Write down every entry below once more, exactly.
[START OF Supplied records]
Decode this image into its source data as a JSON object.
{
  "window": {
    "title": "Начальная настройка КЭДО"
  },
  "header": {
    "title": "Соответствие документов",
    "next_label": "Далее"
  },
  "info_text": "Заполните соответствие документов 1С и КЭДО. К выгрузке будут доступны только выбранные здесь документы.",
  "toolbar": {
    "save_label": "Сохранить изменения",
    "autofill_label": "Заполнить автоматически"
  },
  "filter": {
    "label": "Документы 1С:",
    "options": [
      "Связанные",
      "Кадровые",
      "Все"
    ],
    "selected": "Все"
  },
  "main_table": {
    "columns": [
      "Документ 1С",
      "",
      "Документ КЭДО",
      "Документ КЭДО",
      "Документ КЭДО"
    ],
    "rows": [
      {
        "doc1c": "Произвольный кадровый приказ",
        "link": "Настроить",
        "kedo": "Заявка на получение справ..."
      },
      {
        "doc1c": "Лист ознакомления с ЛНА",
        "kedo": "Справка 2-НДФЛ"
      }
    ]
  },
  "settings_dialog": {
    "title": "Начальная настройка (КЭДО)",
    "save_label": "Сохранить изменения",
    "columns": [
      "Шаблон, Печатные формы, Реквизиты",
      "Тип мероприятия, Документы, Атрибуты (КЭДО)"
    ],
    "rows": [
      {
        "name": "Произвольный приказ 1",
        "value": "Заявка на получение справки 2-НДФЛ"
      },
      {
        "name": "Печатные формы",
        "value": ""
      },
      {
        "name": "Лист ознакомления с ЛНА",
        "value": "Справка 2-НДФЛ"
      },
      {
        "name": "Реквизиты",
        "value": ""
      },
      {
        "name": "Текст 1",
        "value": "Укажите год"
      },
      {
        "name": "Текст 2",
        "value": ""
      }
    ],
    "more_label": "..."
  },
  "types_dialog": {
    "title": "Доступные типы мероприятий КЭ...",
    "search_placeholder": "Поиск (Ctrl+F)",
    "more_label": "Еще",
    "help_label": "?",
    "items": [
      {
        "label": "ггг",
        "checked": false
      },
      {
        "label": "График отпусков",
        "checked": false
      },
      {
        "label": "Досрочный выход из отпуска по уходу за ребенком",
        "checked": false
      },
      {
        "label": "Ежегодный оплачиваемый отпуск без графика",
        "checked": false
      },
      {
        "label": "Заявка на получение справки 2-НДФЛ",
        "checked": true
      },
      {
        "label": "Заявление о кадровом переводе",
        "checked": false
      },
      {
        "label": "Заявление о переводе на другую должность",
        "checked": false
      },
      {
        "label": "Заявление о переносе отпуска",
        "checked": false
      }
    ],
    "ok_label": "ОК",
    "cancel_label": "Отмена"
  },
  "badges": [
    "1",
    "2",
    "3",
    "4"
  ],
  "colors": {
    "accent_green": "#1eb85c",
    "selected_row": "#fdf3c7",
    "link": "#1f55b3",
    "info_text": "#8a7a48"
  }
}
[END OF Supplied records]
# Written reply:
Decode this image into its source data as a JSON object.
{
  "window": {
    "title": "Начальная настройка КЭДО"
  },
  "header": {
    "title": "Соответствие документов",
    "next_label": "Далее"
  },
  "info_text": "Заполните соответствие документов 1С и КЭДО. К выгрузке будут доступны только выбранные здесь документы.",
  "toolbar": {
    "save_label": "Сохранить изменения",
    "autofill_label": "Заполнить автоматически"
  },
  "filter": {
    "label": "Документы 1С:",
    "options": [
      "Связанные",
      "Кадровые",
      "Все"
    ],
    "selected": "Все"
  },
  "main_table": {
    "columns": [
      "Документ 1С",
      "",
      "Документ КЭДО",
      "Документ КЭДО",
      "Документ КЭДО"
    ],
    "rows": [
      {
        "doc1c": "Произвольный кадровый приказ",
        "link": "Настроить",
        "kedo": "Заявка на получение справ..."
      },
      {
        "doc1c": "Лист ознакомления с ЛНА",
        "kedo": "Справка 2-НДФЛ"
      }
    ]
  },
  "settings_dialog": {
    "title": "Начальная настройка (КЭДО)",
    "save_label": "Сохранить изменения",
    "columns": [
      "Шаблон, Печатные формы, Реквизиты",
      "Тип мероприятия, Документы, Атрибуты (КЭДО)"
    ],
    "rows": [
      {
        "name": "Произвольный приказ 1",
        "value": "Заявка на получение справки 2-НДФЛ"
      },
      {
        "name": "Печатные формы",
        "value": ""
      },
      {
        "name": "Лист ознакомления с ЛНА",
        "value": "Справка 2-НДФЛ"
      },
      {
        "name": "Реквизиты",
        "value": ""
      },
      {
        "name": "Текст 1",
        "value": "Укажите год"
      },
      {
        "name": "Текст 2",
        "value": ""
      }
    ],
    "more_label": "..."
  },
  "types_dialog": {
    "title": "Доступные типы мероприятий КЭ...",
    "search_placeholder": "Поиск (Ctrl+F)",
    "more_label": "Еще",
    "help_label": "?",
    "items": [
      {
        "label": "ггг",
        "checked": false
      },
      {
        "label": "График отпусков",
        "checked": false
      },
      {
        "label": "Досрочный выход из отпуска по уходу за ребенком",
        "checked": false
      },
      {
        "label": "Ежегодный оплачиваемый отпуск без графика",
        "checked": false
      },
      {
        "label": "Заявка на получение справки 2-НДФЛ",
        "checked": true
      },
      {
        "label": "Заявление о кадровом переводе",
        "checked": false
      },
      {
        "label": "Заявление о переводе на другую должность",
        "checked": false
      },
      {
        "label": "Заявление о переносе отпуска",
        "checked": false
      }
    ],
    "ok_label": "ОК",
    "cancel_label": "Отмена"
  },
  "badges": [
    "1",
    "2",
    "3",
    "4"
  ],
  "colors": {
    "accent_green": "#1eb85c",
    "selected_row": "#fdf3c7",
    "link": "#1f55b3",
    "info_text": "#8a7a48"
  }
}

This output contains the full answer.